Write every record out again exactly, and keep images out of it.
--- BEGIN Information provided ---
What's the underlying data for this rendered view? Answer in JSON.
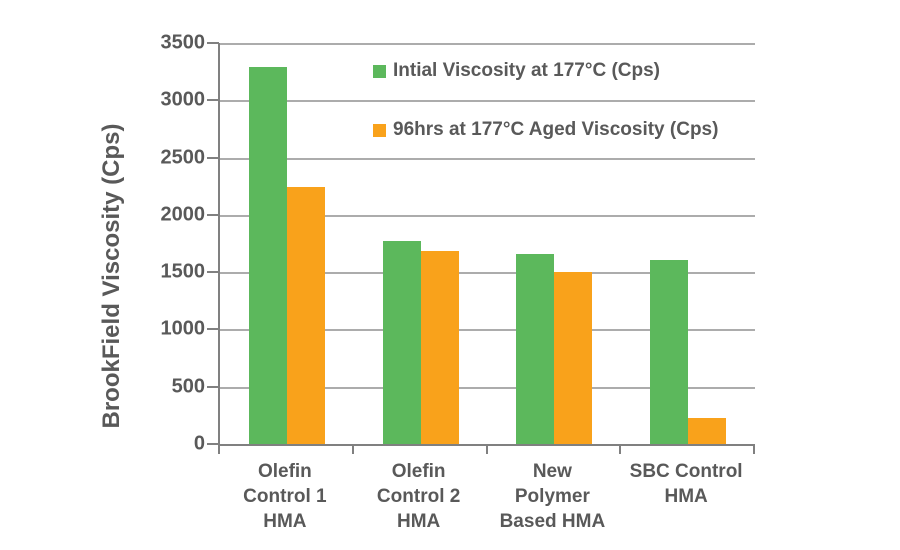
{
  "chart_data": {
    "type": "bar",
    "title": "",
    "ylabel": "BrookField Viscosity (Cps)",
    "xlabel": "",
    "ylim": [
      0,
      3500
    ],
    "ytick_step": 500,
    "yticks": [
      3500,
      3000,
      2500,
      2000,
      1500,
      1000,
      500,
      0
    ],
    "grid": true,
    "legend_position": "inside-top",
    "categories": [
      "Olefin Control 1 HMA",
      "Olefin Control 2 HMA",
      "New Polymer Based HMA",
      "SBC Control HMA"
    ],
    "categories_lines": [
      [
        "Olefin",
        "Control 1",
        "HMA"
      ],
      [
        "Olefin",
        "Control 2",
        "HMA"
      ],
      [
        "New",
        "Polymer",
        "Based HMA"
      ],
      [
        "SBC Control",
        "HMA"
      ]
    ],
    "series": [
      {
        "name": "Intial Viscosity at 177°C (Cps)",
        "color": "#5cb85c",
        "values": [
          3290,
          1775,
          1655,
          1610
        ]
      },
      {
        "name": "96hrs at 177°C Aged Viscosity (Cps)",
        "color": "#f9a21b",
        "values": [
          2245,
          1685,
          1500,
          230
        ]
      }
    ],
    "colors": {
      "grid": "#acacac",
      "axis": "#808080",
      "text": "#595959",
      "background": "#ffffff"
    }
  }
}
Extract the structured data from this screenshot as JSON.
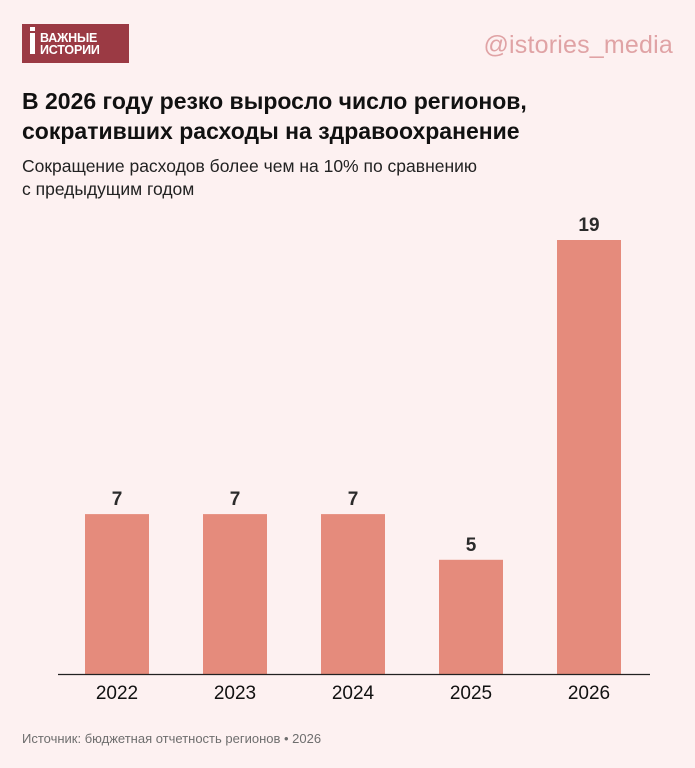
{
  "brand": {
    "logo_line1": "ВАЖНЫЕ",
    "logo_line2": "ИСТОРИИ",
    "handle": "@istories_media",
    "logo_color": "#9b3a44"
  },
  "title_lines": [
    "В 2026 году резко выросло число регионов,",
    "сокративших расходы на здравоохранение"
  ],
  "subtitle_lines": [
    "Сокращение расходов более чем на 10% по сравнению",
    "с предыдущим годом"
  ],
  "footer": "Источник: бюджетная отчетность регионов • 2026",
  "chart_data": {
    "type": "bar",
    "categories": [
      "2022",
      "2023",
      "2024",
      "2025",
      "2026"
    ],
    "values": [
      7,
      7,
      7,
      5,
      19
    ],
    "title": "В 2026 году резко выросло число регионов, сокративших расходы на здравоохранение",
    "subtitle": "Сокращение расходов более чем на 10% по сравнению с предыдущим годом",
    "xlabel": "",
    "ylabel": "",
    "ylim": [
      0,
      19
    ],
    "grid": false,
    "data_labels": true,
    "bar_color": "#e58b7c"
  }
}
--- END Information provided ---
## Solution
What's the underlying data for this rendered view? Answer in JSON.
{
  "chart_data": {
    "type": "bar",
    "title": "",
    "ylabel": "BrookField Viscosity (Cps)",
    "xlabel": "",
    "ylim": [
      0,
      3500
    ],
    "ytick_step": 500,
    "yticks": [
      3500,
      3000,
      2500,
      2000,
      1500,
      1000,
      500,
      0
    ],
    "grid": true,
    "legend_position": "inside-top",
    "categories": [
      "Olefin Control 1 HMA",
      "Olefin Control 2 HMA",
      "New Polymer Based HMA",
      "SBC Control HMA"
    ],
    "categories_lines": [
      [
        "Olefin",
        "Control 1",
        "HMA"
      ],
      [
        "Olefin",
        "Control 2",
        "HMA"
      ],
      [
        "New",
        "Polymer",
        "Based HMA"
      ],
      [
        "SBC Control",
        "HMA"
      ]
    ],
    "series": [
      {
        "name": "Intial Viscosity at 177°C (Cps)",
        "color": "#5cb85c",
        "values": [
          3290,
          1775,
          1655,
          1610
        ]
      },
      {
        "name": "96hrs at 177°C Aged Viscosity (Cps)",
        "color": "#f9a21b",
        "values": [
          2245,
          1685,
          1500,
          230
        ]
      }
    ],
    "colors": {
      "grid": "#acacac",
      "axis": "#808080",
      "text": "#595959",
      "background": "#ffffff"
    }
  }
}
Extract the structured data from this screenshot as JSON.
{
  "brand": {
    "logo_line1": "ВАЖНЫЕ",
    "logo_line2": "ИСТОРИИ",
    "handle": "@istories_media",
    "logo_color": "#9b3a44"
  },
  "title_lines": [
    "В 2026 году резко выросло число регионов,",
    "сокративших расходы на здравоохранение"
  ],
  "subtitle_lines": [
    "Сокращение расходов более чем на 10% по сравнению",
    "с предыдущим годом"
  ],
  "footer": "Источник: бюджетная отчетность регионов • 2026",
  "chart_data": {
    "type": "bar",
    "categories": [
      "2022",
      "2023",
      "2024",
      "2025",
      "2026"
    ],
    "values": [
      7,
      7,
      7,
      5,
      19
    ],
    "title": "В 2026 году резко выросло число регионов, сокративших расходы на здравоохранение",
    "subtitle": "Сокращение расходов более чем на 10% по сравнению с предыдущим годом",
    "xlabel": "",
    "ylabel": "",
    "ylim": [
      0,
      19
    ],
    "grid": false,
    "data_labels": true,
    "bar_color": "#e58b7c"
  }
}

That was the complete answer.